(Exercise description): From the data that follows, copy every line holding the string "JSON".

(Items from a figure collection):
== == ==
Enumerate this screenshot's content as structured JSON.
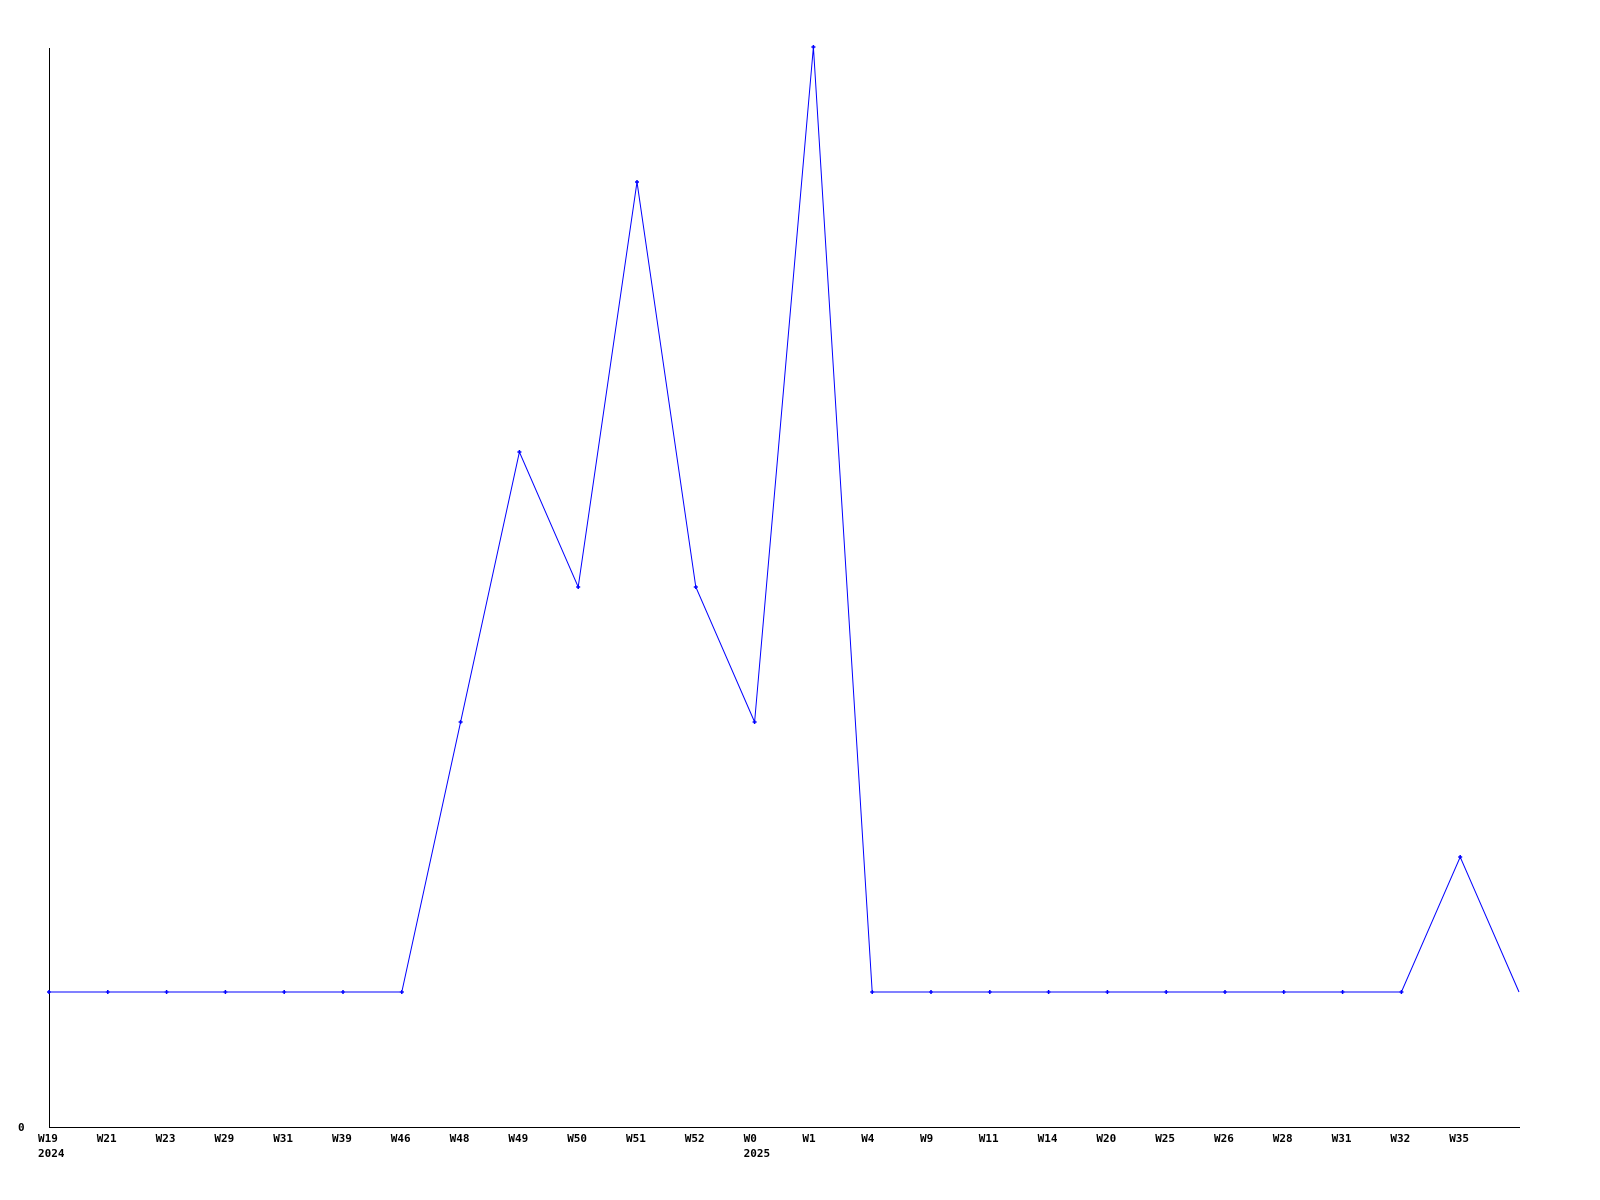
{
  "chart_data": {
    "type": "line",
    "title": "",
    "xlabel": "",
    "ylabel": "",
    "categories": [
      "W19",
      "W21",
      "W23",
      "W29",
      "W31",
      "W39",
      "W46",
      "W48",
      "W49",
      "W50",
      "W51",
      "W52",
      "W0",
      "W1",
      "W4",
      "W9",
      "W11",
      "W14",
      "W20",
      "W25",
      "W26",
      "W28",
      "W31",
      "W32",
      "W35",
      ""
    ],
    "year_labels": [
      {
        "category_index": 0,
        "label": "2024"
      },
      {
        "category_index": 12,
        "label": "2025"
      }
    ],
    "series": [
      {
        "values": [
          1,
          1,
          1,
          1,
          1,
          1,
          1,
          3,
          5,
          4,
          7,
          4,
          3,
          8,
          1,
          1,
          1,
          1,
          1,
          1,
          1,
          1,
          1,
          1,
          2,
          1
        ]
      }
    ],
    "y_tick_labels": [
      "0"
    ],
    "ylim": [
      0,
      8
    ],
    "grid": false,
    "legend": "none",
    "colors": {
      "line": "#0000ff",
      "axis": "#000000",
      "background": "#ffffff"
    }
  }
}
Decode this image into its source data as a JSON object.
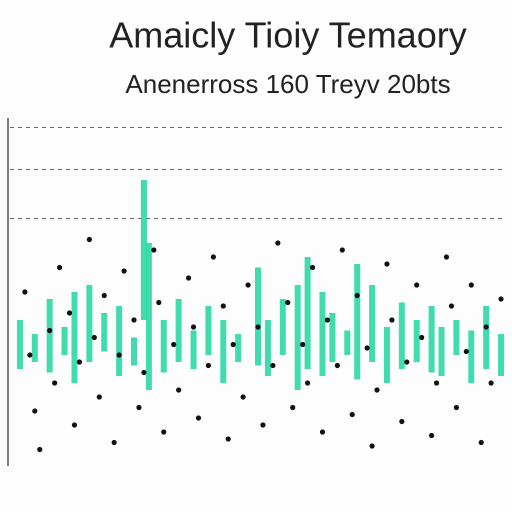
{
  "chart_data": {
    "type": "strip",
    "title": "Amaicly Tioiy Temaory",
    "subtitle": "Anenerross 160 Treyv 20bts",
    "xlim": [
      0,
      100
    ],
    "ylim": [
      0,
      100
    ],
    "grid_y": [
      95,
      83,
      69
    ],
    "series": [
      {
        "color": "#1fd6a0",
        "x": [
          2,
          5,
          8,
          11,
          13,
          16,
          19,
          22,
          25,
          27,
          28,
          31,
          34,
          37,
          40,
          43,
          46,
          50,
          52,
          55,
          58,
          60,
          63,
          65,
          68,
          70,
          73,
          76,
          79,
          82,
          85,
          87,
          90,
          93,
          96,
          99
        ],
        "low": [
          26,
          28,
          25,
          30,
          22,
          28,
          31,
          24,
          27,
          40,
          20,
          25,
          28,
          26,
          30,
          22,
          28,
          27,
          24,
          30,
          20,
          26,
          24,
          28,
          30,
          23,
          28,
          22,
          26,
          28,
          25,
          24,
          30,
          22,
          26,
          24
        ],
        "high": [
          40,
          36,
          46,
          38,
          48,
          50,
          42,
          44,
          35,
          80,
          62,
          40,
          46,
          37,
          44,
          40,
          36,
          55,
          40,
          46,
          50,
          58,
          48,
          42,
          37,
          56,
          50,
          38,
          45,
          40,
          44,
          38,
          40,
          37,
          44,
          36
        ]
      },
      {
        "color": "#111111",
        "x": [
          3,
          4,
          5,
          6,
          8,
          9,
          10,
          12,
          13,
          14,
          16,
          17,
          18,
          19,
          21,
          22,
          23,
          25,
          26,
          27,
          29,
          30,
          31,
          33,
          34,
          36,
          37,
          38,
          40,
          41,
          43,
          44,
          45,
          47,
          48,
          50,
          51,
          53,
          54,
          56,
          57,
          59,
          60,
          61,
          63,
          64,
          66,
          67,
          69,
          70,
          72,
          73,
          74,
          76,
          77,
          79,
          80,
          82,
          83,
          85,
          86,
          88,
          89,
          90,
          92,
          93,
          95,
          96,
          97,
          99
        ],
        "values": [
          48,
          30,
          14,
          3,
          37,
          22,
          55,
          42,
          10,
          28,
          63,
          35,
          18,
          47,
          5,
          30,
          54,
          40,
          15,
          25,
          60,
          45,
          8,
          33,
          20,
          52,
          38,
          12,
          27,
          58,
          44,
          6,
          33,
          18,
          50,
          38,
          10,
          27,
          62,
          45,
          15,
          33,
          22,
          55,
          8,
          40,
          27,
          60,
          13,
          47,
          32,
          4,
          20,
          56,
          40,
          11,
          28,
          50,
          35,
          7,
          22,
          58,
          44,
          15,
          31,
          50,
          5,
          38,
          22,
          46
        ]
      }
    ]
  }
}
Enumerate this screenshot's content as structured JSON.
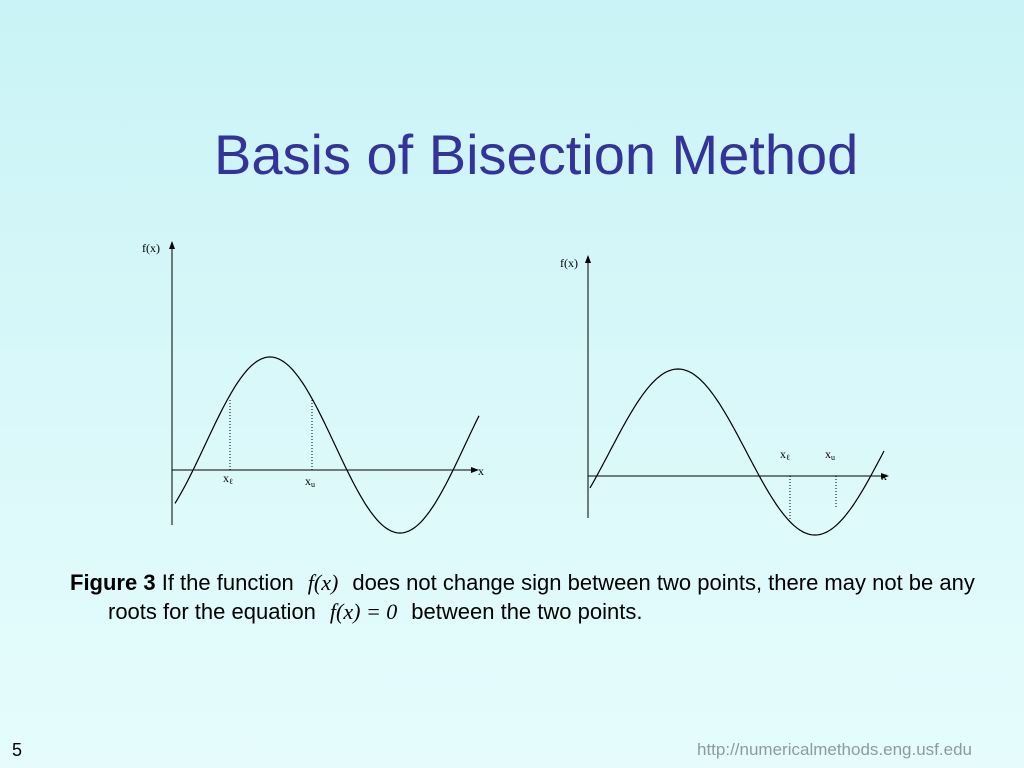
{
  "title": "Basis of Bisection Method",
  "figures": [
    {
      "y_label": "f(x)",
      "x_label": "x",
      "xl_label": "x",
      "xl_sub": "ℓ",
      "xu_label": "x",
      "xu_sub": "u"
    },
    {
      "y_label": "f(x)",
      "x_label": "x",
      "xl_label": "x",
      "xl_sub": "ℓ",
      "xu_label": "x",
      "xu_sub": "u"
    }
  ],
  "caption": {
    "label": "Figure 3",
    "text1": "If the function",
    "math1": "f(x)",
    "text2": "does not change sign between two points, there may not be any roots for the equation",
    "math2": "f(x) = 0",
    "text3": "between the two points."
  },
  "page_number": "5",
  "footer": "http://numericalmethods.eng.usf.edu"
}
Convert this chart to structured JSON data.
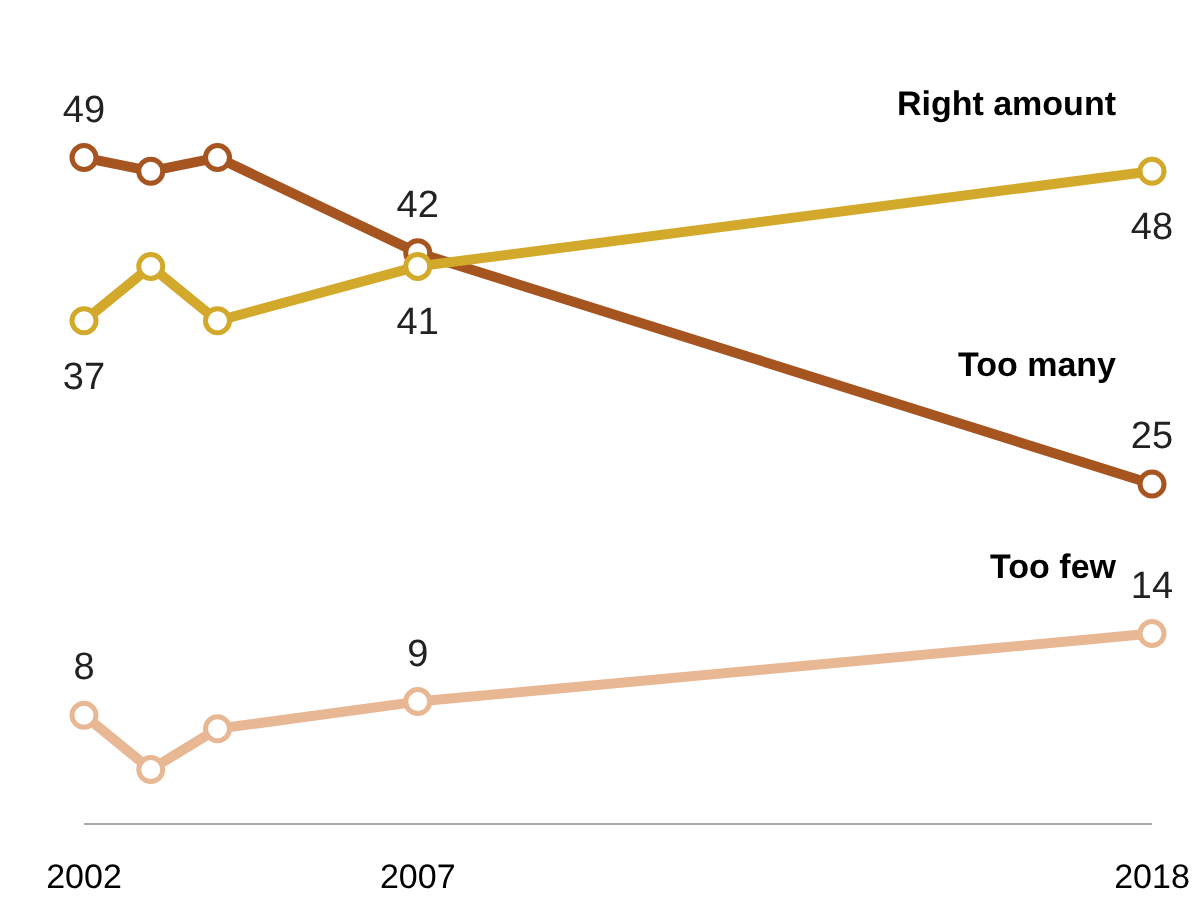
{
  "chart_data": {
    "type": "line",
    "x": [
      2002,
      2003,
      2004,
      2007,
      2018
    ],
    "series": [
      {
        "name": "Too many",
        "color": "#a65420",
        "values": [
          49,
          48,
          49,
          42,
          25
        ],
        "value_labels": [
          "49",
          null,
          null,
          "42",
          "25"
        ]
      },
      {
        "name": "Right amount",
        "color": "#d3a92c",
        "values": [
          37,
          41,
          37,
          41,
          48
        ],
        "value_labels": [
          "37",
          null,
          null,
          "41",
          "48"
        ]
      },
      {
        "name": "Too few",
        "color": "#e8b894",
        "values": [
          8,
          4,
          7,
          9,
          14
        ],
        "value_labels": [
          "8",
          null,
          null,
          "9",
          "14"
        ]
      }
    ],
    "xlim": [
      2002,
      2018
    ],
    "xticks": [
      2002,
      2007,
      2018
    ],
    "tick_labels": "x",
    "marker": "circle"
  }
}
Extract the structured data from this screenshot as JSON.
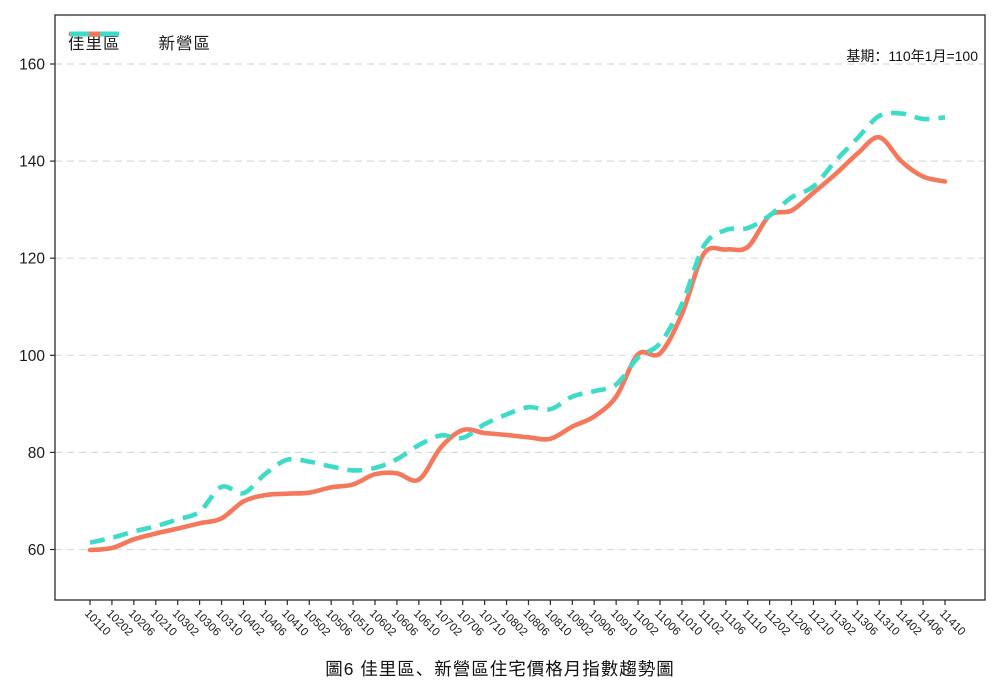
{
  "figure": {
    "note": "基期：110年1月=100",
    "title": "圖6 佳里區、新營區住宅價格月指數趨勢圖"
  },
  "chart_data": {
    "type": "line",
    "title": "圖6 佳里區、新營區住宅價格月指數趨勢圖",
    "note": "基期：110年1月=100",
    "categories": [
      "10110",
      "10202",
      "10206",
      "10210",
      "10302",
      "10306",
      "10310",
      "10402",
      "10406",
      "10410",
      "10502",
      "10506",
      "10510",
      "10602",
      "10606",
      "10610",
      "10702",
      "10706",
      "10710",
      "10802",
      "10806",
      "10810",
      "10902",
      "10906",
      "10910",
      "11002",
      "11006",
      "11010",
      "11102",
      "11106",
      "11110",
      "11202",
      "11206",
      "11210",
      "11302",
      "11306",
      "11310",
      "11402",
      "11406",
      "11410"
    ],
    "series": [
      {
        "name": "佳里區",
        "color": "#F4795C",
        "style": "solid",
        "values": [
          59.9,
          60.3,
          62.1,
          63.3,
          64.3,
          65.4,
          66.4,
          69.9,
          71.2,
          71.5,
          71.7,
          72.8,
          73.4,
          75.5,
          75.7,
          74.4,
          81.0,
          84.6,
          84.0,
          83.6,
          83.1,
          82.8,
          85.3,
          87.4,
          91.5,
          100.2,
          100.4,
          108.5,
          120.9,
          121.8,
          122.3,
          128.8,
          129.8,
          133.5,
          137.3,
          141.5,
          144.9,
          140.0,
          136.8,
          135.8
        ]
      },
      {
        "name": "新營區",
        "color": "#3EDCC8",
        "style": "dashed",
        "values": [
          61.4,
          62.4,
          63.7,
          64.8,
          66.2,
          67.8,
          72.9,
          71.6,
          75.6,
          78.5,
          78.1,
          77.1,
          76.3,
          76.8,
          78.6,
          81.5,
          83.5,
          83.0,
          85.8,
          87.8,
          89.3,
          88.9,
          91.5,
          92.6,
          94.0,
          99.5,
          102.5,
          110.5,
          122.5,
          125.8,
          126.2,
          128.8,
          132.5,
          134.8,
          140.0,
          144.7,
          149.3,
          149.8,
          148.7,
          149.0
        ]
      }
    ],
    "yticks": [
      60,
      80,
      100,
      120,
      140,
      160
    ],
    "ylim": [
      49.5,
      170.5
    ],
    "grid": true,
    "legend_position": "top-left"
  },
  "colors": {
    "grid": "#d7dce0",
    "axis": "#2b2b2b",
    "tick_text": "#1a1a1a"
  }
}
== == ==
(Answer to this exercise):
Enumerate this screenshot's content as structured JSON.
Decode this image into its source data as a JSON object.
Enumerate this screenshot's content as structured JSON.
Convert this chart to structured JSON data.
Extract the structured data from this screenshot as JSON.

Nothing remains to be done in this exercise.